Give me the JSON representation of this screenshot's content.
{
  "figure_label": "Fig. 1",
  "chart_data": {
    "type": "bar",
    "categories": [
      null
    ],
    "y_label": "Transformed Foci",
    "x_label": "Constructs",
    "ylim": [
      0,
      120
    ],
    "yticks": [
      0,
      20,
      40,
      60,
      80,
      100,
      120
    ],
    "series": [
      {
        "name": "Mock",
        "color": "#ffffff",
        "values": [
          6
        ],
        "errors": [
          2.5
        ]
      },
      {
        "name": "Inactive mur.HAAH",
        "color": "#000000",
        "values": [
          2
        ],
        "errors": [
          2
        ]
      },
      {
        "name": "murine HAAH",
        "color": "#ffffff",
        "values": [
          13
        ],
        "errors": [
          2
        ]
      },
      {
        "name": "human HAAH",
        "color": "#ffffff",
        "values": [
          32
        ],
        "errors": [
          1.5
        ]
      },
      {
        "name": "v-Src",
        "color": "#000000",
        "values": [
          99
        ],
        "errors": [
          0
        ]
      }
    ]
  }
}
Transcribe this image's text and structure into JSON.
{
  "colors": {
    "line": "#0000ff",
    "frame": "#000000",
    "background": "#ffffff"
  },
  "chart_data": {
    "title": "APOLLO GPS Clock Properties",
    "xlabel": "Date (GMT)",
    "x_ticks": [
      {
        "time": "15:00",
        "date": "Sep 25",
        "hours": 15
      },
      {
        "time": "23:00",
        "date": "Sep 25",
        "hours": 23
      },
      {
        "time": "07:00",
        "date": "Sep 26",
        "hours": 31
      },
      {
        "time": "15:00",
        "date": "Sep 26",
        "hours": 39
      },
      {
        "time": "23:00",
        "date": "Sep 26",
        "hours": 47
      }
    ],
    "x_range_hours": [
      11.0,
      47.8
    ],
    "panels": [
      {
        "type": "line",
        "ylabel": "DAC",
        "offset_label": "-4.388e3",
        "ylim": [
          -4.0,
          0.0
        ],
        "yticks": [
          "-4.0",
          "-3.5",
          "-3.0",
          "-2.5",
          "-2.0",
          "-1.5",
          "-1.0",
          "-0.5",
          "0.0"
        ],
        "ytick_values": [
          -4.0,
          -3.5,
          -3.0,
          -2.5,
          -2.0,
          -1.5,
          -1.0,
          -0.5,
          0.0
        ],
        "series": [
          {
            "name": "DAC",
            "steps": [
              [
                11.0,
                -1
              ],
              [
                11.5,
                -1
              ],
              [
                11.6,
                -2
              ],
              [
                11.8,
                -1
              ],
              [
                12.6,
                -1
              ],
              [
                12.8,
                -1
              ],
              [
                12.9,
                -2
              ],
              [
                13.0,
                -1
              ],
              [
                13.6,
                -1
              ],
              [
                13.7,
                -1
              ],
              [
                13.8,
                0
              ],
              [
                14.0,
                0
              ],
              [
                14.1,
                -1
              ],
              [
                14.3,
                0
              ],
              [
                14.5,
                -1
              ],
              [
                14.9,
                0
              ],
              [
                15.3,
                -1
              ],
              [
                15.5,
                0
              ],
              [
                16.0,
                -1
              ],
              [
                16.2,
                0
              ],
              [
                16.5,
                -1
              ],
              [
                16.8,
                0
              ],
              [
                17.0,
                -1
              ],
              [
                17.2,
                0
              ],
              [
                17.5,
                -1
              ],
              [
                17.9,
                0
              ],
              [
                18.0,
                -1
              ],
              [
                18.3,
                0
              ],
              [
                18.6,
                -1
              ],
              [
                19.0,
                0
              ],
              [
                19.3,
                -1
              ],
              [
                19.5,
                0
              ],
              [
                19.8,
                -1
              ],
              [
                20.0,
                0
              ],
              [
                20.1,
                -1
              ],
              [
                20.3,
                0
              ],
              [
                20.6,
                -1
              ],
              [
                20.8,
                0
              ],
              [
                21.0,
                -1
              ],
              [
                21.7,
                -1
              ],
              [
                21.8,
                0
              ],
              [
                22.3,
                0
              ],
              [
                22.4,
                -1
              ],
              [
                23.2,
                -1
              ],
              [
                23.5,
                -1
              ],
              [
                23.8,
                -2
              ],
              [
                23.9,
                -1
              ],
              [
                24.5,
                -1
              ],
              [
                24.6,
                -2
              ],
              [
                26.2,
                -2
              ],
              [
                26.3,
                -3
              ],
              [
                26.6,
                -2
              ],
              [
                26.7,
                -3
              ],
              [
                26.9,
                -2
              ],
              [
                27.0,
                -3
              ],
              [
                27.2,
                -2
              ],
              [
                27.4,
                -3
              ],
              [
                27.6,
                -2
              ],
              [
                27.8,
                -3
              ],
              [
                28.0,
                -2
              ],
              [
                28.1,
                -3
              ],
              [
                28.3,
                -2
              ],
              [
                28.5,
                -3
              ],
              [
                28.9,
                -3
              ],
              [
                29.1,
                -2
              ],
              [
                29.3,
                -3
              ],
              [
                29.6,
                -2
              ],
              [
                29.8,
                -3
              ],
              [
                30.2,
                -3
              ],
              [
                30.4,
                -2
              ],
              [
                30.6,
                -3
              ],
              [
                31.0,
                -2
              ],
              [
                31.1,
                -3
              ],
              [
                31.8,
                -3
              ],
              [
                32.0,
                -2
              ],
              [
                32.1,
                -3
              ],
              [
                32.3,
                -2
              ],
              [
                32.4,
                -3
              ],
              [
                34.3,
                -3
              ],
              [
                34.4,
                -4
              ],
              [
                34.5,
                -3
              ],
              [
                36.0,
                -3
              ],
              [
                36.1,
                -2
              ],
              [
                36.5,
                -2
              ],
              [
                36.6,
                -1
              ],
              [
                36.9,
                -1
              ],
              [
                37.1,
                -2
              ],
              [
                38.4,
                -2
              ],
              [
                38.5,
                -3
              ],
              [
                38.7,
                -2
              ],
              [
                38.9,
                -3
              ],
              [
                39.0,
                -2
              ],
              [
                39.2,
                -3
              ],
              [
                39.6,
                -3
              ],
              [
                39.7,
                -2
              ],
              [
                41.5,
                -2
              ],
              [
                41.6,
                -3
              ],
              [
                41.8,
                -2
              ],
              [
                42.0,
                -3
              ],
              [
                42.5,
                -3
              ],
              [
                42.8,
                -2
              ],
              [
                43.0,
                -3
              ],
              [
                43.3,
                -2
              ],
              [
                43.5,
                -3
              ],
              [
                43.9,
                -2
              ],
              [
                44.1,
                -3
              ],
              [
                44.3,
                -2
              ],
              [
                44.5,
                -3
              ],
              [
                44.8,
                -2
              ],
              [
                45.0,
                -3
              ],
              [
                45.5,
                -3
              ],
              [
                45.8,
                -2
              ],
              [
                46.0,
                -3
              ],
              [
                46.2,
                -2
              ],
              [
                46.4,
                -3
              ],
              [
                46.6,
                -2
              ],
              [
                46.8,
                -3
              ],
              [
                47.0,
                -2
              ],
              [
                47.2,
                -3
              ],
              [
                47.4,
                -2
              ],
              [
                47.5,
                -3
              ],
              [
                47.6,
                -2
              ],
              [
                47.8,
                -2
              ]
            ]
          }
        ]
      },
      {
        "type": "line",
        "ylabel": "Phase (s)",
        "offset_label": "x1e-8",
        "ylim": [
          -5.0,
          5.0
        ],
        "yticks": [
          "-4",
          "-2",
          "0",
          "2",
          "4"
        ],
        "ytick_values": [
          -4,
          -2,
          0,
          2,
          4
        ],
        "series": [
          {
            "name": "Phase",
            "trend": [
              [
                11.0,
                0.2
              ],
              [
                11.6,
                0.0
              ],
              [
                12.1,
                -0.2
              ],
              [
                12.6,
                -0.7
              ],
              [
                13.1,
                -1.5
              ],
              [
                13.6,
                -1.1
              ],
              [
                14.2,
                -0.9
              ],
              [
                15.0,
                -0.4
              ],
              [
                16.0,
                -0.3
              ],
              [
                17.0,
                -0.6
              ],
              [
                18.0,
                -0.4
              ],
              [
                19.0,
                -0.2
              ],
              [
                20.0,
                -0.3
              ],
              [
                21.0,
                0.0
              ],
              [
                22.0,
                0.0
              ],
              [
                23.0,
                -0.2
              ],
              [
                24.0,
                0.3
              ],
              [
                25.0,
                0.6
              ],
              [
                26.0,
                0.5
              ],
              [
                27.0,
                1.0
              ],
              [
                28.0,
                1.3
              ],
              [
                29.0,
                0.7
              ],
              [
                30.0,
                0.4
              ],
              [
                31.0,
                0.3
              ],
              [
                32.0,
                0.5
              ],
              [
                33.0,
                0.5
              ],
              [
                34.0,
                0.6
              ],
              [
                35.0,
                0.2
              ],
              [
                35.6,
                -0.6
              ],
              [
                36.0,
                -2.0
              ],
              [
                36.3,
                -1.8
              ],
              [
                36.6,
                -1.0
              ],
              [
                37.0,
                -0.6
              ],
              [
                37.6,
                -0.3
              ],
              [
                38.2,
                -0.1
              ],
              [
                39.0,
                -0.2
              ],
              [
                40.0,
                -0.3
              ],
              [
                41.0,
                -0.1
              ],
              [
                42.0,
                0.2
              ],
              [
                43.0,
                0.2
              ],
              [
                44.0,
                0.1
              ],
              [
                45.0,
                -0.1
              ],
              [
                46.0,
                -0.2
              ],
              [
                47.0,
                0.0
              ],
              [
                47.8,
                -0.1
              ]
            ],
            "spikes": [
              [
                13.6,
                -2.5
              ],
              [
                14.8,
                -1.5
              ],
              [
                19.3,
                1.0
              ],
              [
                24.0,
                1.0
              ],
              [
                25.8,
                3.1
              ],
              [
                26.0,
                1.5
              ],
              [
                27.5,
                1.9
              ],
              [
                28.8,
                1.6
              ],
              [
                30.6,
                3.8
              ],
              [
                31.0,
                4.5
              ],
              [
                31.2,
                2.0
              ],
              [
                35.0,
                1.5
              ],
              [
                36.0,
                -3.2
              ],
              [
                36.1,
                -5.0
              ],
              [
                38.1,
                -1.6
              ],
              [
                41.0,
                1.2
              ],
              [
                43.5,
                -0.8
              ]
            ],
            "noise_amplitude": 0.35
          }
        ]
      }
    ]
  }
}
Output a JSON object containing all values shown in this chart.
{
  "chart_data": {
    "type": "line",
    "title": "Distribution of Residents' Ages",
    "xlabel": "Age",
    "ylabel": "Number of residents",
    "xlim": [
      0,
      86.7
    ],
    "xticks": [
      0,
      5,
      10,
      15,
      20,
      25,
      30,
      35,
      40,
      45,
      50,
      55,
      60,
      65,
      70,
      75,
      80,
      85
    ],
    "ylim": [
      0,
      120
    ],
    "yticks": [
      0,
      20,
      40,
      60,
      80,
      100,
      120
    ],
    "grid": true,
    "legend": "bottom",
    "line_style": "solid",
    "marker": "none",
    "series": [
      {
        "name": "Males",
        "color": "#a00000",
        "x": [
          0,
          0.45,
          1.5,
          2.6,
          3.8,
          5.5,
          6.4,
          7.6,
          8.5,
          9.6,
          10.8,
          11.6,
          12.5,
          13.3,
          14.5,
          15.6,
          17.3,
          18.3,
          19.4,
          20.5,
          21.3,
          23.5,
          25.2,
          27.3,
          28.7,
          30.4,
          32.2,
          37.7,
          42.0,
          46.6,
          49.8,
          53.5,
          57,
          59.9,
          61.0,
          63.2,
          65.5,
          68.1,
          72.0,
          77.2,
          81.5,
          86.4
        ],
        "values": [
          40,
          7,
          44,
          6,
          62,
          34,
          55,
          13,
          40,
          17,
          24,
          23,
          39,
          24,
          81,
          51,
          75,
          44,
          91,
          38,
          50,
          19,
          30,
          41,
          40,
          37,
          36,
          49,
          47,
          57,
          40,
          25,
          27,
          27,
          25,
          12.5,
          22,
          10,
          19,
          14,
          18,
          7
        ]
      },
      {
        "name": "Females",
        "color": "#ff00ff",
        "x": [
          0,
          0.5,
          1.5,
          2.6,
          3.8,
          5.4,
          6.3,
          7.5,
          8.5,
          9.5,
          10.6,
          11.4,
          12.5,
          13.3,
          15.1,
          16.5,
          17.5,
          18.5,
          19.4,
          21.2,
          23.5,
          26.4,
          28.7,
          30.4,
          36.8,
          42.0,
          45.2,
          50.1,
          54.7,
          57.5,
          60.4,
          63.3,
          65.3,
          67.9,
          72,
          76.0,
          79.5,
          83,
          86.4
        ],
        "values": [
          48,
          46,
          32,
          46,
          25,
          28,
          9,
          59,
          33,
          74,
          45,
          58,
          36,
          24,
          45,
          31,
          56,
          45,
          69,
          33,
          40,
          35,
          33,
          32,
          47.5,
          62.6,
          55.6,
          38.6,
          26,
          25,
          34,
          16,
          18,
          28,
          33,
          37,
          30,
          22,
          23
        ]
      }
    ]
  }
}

::::

## Exercise instructions
Which lines above hold the word "this"? Copy each of them.

## Complete answer
Give me the JSON representation of this screenshot's content.
Transcribe this image's text and structure into JSON.
Output a JSON object containing all values shown in this chart.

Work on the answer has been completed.